BEGIN
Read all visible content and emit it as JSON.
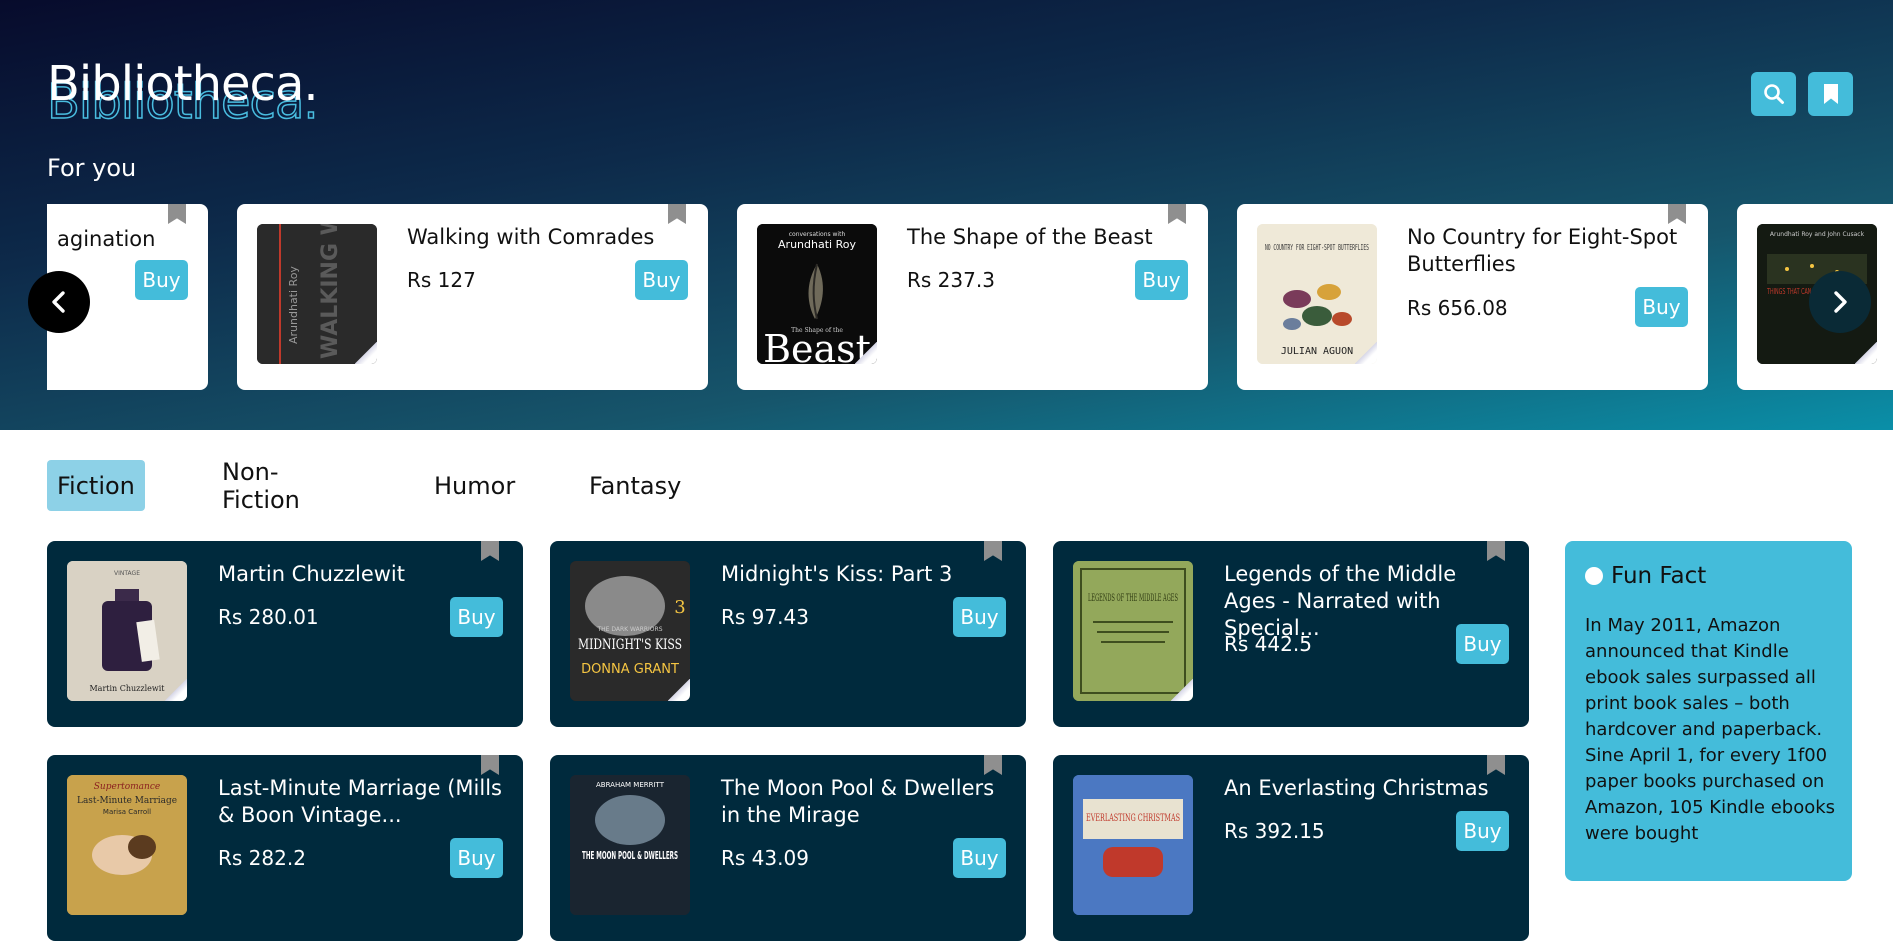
{
  "app": {
    "logo": "Bibliotheca."
  },
  "header": {
    "search_icon": "search-icon",
    "bookmarks_icon": "bookmark-icon"
  },
  "for_you": {
    "heading": "For you",
    "items": [
      {
        "title": "agination",
        "price": "",
        "buy": "Buy"
      },
      {
        "title": "Walking with Comrades",
        "price": "Rs 127",
        "buy": "Buy"
      },
      {
        "title": "The Shape of the Beast",
        "price": "Rs 237.3",
        "buy": "Buy"
      },
      {
        "title": "No Country for Eight-Spot Butterflies",
        "price": "Rs 656.08",
        "buy": "Buy"
      }
    ]
  },
  "tabs": [
    "Fiction",
    "Non-Fiction",
    "Humor",
    "Fantasy"
  ],
  "books": [
    {
      "title": "Martin Chuzzlewit",
      "price": "Rs 280.01",
      "buy": "Buy"
    },
    {
      "title": "Midnight's Kiss: Part 3",
      "price": "Rs 97.43",
      "buy": "Buy"
    },
    {
      "title": "Legends of the Middle Ages - Narrated with Special...",
      "price": "Rs 442.5",
      "buy": "Buy"
    },
    {
      "title": "Last-Minute Marriage (Mills & Boon Vintage...",
      "price": "Rs 282.2",
      "buy": "Buy"
    },
    {
      "title": "The Moon Pool & Dwellers in the Mirage",
      "price": "Rs 43.09",
      "buy": "Buy"
    },
    {
      "title": "An Everlasting Christmas",
      "price": "Rs 392.15",
      "buy": "Buy"
    }
  ],
  "cover_text": {
    "walking_author": "Arundhati Roy",
    "walking_title": "WALKING WITH COMRADES",
    "beast_top": "conversations with",
    "beast_author": "Arundhati Roy",
    "beast_small": "The Shape of the",
    "beast_big": "Beast",
    "butterflies_title": "NO COUNTRY FOR EIGHT-SPOT BUTTERFLIES",
    "butterflies_author": "JULIAN AGUON",
    "fifth_author": "Arundhati Roy and John Cusack",
    "fifth_title": "THINGS THAT CAN AND CANNOT BE SAID",
    "martin_top": "VINTAGE",
    "martin_title": "Martin Chuzzlewit",
    "midnight_series": "THE DARK WARRIORS",
    "midnight_title": "MIDNIGHT'S KISS",
    "midnight_author": "DONNA GRANT",
    "midnight_num": "3",
    "legends_title": "LEGENDS OF THE MIDDLE AGES",
    "marriage_series": "Supertomance",
    "marriage_title": "Last-Minute Marriage",
    "marriage_author": "Marisa Carroll",
    "moon_author": "ABRAHAM MERRITT",
    "moon_title": "THE MOON POOL & DWELLERS",
    "xmas_title": "EVERLASTING CHRISTMAS"
  },
  "fun_fact": {
    "title": "Fun Fact",
    "body": "In May 2011, Amazon announced that Kindle ebook sales surpassed all print book sales – both hardcover and paperback. Sine April 1, for every 1f00 paper books purchased on Amazon, 105 Kindle ebooks were bought"
  },
  "colors": {
    "accent": "#44bcda",
    "dark_card": "#002a3d",
    "active_tab": "#8dd1e7",
    "bookmark": "#8f8f8f"
  }
}
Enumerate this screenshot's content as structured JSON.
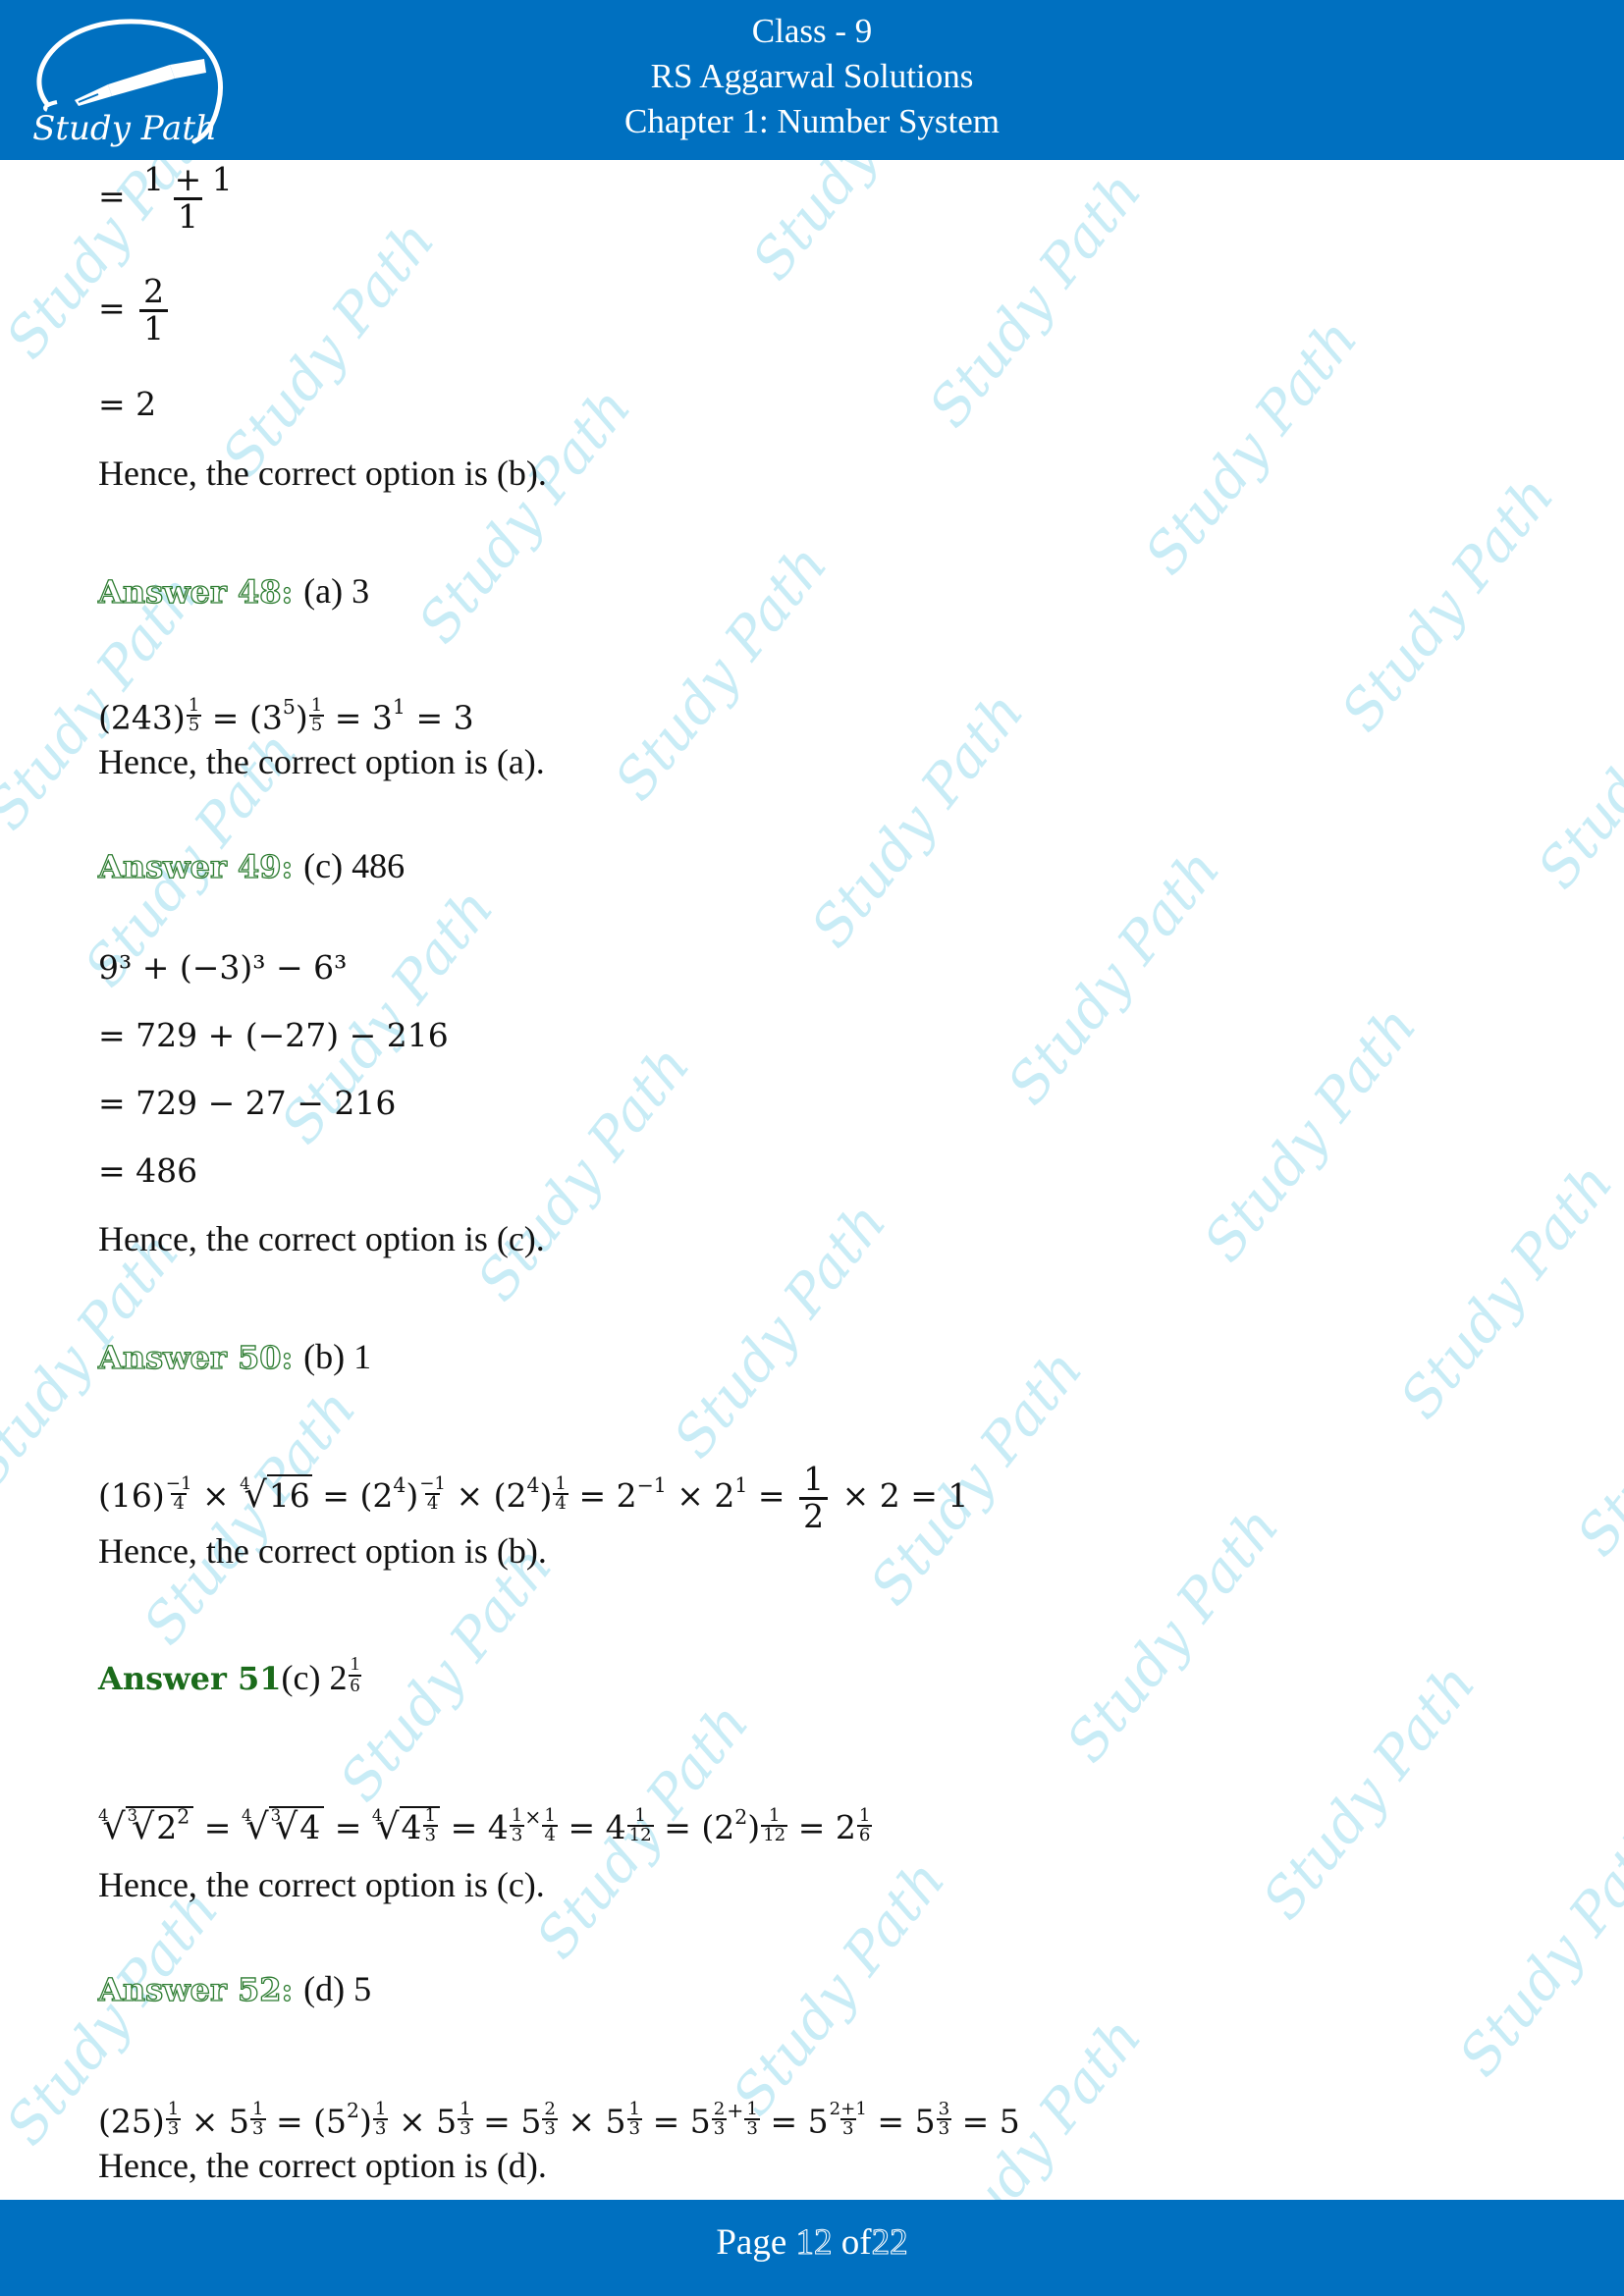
END
SHORT TASK
Omit the pictures, and quote the material above exactly as given.

WRITTEN ANSWER
Read all visible content and emit it as JSON.
{
  "app": {
    "logo": "Bibliotheca."
  },
  "header": {
    "search_icon": "search-icon",
    "bookmarks_icon": "bookmark-icon"
  },
  "for_you": {
    "heading": "For you",
    "items": [
      {
        "title": "agination",
        "price": "",
        "buy": "Buy"
      },
      {
        "title": "Walking with Comrades",
        "price": "Rs 127",
        "buy": "Buy"
      },
      {
        "title": "The Shape of the Beast",
        "price": "Rs 237.3",
        "buy": "Buy"
      },
      {
        "title": "No Country for Eight-Spot Butterflies",
        "price": "Rs 656.08",
        "buy": "Buy"
      }
    ]
  },
  "tabs": [
    "Fiction",
    "Non-Fiction",
    "Humor",
    "Fantasy"
  ],
  "books": [
    {
      "title": "Martin Chuzzlewit",
      "price": "Rs 280.01",
      "buy": "Buy"
    },
    {
      "title": "Midnight's Kiss: Part 3",
      "price": "Rs 97.43",
      "buy": "Buy"
    },
    {
      "title": "Legends of the Middle Ages - Narrated with Special...",
      "price": "Rs 442.5",
      "buy": "Buy"
    },
    {
      "title": "Last-Minute Marriage (Mills & Boon Vintage...",
      "price": "Rs 282.2",
      "buy": "Buy"
    },
    {
      "title": "The Moon Pool & Dwellers in the Mirage",
      "price": "Rs 43.09",
      "buy": "Buy"
    },
    {
      "title": "An Everlasting Christmas",
      "price": "Rs 392.15",
      "buy": "Buy"
    }
  ],
  "cover_text": {
    "walking_author": "Arundhati Roy",
    "walking_title": "WALKING WITH COMRADES",
    "beast_top": "conversations with",
    "beast_author": "Arundhati Roy",
    "beast_small": "The Shape of the",
    "beast_big": "Beast",
    "butterflies_title": "NO COUNTRY FOR EIGHT-SPOT BUTTERFLIES",
    "butterflies_author": "JULIAN AGUON",
    "fifth_author": "Arundhati Roy and John Cusack",
    "fifth_title": "THINGS THAT CAN AND CANNOT BE SAID",
    "martin_top": "VINTAGE",
    "martin_title": "Martin Chuzzlewit",
    "midnight_series": "THE DARK WARRIORS",
    "midnight_title": "MIDNIGHT'S KISS",
    "midnight_author": "DONNA GRANT",
    "midnight_num": "3",
    "legends_title": "LEGENDS OF THE MIDDLE AGES",
    "marriage_series": "Supertomance",
    "marriage_title": "Last-Minute Marriage",
    "marriage_author": "Marisa Carroll",
    "moon_author": "ABRAHAM MERRITT",
    "moon_title": "THE MOON POOL & DWELLERS",
    "xmas_title": "EVERLASTING CHRISTMAS"
  },
  "fun_fact": {
    "title": "Fun Fact",
    "body": "In May 2011, Amazon announced that Kindle ebook sales surpassed all print book sales – both hardcover and paperback. Sine April 1, for every 1f00 paper books purchased on Amazon, 105 Kindle ebooks were bought"
  },
  "colors": {
    "accent": "#44bcda",
    "dark_card": "#002a3d",
    "active_tab": "#8dd1e7",
    "bookmark": "#8f8f8f"
  }
}
Enumerate this screenshot's content as structured JSON.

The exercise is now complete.